**OBJECTIVE**
Filter the lines below, copying only those with the string "hamburger".

**INFORMATION GIVEN**
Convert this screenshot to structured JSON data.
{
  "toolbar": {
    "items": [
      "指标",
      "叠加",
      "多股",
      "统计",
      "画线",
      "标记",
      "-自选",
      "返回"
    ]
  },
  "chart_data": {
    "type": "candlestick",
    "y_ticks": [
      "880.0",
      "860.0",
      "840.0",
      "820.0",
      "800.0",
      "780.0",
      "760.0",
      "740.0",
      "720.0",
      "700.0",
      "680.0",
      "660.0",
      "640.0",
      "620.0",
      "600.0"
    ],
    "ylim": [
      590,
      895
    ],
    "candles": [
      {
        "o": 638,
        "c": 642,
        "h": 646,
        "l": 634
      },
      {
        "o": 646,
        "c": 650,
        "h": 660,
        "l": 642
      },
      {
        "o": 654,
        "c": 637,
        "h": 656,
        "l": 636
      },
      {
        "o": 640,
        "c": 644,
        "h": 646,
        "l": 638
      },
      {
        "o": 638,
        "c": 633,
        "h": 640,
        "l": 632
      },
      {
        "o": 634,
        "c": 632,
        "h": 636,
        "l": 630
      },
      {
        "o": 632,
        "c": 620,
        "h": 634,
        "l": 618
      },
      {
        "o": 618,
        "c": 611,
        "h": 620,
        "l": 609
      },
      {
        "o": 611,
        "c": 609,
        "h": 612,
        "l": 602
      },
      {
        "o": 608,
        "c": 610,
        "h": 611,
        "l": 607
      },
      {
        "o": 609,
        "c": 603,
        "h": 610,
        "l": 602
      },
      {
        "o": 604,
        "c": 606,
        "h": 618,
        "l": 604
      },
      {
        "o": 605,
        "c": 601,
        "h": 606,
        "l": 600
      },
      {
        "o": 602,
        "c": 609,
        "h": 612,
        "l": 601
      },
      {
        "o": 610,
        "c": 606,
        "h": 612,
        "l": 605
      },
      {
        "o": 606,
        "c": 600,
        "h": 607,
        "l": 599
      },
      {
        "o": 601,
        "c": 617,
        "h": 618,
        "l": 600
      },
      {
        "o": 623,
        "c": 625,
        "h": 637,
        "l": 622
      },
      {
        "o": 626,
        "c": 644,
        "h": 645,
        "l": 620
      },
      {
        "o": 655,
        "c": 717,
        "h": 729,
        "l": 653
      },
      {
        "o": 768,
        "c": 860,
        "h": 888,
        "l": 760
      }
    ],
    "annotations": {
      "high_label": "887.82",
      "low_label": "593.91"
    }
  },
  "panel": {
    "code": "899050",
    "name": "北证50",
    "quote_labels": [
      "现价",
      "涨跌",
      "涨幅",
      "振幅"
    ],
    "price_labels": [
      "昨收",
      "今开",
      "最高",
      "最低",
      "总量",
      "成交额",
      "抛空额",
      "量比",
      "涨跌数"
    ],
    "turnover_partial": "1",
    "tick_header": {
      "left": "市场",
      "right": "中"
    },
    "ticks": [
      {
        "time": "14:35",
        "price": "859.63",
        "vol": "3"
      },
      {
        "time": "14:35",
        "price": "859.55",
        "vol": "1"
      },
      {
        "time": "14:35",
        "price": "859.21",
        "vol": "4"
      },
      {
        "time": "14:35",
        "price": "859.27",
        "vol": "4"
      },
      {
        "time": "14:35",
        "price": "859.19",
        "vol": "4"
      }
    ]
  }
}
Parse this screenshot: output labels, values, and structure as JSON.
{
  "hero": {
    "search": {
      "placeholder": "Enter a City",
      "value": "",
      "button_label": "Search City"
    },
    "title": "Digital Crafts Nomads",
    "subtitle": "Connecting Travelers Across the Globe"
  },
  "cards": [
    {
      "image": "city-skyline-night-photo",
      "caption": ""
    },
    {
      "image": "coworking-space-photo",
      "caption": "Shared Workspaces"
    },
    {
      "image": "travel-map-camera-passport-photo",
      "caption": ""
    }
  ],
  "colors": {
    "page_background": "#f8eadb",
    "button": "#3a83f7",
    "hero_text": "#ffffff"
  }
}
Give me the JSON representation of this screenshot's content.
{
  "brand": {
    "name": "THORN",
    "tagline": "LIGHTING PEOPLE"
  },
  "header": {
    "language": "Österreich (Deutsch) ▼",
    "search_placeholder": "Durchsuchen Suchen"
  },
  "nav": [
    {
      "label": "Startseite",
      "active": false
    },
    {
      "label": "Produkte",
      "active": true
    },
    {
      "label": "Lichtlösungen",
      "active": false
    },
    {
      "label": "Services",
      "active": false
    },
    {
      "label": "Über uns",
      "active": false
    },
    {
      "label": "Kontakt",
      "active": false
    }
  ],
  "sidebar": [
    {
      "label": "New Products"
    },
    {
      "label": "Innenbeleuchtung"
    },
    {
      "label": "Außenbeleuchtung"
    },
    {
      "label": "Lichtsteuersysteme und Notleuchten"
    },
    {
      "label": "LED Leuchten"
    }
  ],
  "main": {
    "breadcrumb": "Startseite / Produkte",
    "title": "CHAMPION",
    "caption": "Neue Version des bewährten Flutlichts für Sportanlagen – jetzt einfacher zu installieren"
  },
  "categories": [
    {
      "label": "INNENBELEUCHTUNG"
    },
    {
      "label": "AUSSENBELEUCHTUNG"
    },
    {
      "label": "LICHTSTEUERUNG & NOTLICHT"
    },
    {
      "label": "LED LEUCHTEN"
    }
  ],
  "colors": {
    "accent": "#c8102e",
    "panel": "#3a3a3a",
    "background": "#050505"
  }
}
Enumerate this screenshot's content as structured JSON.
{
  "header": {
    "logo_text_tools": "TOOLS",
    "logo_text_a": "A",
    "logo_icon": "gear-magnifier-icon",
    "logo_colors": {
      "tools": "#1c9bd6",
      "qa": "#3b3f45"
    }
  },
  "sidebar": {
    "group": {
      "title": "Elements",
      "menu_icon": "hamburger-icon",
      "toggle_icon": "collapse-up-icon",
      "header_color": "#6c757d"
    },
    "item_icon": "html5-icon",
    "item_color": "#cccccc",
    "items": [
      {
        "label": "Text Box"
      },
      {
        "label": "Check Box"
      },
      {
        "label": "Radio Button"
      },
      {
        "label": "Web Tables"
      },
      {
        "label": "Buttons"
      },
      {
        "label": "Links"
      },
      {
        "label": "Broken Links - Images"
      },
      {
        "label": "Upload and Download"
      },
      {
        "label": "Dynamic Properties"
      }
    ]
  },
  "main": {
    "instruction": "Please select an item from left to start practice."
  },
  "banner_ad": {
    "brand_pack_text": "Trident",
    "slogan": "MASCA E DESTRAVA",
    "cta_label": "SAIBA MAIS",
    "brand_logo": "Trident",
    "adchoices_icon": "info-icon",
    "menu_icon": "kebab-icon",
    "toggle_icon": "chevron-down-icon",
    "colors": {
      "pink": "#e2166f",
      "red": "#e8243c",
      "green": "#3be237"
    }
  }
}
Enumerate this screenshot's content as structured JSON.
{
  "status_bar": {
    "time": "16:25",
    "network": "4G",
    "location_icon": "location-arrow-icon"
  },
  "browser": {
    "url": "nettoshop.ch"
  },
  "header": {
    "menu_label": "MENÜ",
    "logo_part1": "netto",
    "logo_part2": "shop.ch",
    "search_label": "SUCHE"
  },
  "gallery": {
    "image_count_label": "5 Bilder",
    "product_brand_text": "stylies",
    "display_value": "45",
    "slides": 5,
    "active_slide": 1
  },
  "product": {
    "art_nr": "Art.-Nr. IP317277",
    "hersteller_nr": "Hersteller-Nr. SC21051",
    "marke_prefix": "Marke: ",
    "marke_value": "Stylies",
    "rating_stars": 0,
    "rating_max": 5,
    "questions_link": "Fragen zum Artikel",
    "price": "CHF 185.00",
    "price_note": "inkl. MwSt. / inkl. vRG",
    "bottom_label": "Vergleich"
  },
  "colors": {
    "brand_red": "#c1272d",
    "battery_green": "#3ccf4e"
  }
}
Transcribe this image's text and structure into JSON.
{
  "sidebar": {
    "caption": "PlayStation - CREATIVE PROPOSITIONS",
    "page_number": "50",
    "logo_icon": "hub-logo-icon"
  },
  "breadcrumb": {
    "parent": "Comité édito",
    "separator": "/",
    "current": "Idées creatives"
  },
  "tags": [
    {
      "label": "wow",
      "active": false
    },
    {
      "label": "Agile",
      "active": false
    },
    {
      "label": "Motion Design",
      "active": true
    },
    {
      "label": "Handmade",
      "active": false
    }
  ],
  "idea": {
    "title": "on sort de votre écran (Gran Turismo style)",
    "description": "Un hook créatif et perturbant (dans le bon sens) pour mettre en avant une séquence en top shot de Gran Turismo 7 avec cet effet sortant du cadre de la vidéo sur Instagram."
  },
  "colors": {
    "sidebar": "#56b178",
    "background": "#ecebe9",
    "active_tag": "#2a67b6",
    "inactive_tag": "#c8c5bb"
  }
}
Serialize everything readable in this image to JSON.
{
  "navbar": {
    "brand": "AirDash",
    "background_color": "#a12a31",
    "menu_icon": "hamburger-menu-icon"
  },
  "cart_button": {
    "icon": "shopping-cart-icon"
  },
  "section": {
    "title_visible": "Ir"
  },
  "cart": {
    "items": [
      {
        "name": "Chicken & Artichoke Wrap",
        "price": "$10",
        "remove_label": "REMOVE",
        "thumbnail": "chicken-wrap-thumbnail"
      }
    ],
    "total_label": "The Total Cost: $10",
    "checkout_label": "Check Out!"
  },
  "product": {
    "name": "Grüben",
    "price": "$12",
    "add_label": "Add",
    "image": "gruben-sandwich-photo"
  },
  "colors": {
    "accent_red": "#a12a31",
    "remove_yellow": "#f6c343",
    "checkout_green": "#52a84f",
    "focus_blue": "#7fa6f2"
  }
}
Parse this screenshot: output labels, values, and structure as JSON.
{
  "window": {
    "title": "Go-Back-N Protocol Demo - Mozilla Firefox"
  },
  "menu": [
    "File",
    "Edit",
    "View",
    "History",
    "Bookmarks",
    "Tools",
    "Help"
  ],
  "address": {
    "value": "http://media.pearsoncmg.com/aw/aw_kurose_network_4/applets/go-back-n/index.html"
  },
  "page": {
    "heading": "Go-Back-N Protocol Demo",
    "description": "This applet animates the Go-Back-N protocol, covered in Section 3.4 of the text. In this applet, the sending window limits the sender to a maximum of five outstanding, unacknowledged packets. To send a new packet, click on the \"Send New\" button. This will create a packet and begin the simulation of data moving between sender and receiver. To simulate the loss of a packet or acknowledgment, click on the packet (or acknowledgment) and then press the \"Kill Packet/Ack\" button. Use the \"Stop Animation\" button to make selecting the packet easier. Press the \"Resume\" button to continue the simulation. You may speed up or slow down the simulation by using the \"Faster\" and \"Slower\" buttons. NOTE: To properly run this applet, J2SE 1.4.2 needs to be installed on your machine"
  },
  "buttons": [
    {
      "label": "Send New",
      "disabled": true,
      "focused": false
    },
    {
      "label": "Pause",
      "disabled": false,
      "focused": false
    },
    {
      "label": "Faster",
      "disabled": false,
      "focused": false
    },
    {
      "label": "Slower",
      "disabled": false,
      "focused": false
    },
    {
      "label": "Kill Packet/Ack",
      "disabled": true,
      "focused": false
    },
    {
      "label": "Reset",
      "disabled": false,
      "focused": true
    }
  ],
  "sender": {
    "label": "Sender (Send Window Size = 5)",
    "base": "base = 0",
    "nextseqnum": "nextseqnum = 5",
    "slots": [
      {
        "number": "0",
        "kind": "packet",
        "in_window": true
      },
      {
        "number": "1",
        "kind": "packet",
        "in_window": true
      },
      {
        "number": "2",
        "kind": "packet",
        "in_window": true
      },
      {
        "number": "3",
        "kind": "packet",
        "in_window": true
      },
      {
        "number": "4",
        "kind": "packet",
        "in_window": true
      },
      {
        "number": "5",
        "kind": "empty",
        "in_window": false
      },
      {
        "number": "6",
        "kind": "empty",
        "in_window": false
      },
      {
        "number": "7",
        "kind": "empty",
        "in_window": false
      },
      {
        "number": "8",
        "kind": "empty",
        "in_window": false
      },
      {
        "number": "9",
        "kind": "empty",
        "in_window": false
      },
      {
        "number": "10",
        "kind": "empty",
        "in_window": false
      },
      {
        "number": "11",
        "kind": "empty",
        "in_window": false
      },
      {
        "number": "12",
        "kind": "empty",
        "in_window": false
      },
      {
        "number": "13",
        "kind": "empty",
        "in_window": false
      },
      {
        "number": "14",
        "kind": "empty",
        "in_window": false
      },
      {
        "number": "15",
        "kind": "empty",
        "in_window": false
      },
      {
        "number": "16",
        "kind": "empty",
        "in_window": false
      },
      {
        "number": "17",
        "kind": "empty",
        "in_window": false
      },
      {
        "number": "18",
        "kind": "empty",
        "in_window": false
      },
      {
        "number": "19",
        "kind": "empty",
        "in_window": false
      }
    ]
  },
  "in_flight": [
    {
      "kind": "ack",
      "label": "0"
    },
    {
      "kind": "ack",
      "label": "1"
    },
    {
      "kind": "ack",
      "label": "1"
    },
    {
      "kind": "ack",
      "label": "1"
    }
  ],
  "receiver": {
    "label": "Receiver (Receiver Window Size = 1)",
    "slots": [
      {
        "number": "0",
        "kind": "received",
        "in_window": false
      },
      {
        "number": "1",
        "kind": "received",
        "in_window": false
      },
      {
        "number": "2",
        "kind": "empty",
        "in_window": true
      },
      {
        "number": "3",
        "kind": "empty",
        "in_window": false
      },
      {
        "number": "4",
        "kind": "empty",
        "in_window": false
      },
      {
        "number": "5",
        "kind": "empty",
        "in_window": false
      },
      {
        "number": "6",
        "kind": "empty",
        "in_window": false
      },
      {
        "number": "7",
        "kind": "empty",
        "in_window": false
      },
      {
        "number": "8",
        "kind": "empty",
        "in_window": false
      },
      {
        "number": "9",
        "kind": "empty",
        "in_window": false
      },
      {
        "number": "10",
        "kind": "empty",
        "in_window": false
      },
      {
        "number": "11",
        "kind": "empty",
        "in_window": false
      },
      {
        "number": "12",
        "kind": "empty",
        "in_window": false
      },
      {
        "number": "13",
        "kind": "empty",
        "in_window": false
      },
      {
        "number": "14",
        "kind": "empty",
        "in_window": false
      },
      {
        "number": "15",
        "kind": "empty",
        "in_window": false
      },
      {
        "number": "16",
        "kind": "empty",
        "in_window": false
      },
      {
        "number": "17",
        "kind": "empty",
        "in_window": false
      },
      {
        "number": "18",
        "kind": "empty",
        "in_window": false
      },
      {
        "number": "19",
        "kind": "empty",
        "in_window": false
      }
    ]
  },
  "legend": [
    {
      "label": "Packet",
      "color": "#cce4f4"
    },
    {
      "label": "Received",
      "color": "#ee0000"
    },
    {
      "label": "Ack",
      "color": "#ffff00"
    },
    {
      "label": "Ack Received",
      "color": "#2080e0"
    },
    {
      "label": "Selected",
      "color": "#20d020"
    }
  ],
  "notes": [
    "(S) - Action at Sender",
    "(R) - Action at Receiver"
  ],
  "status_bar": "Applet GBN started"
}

**EXERCISE RESULT**
      "menu_icon": "hamburger-icon",
    "menu_icon": "hamburger-menu-icon"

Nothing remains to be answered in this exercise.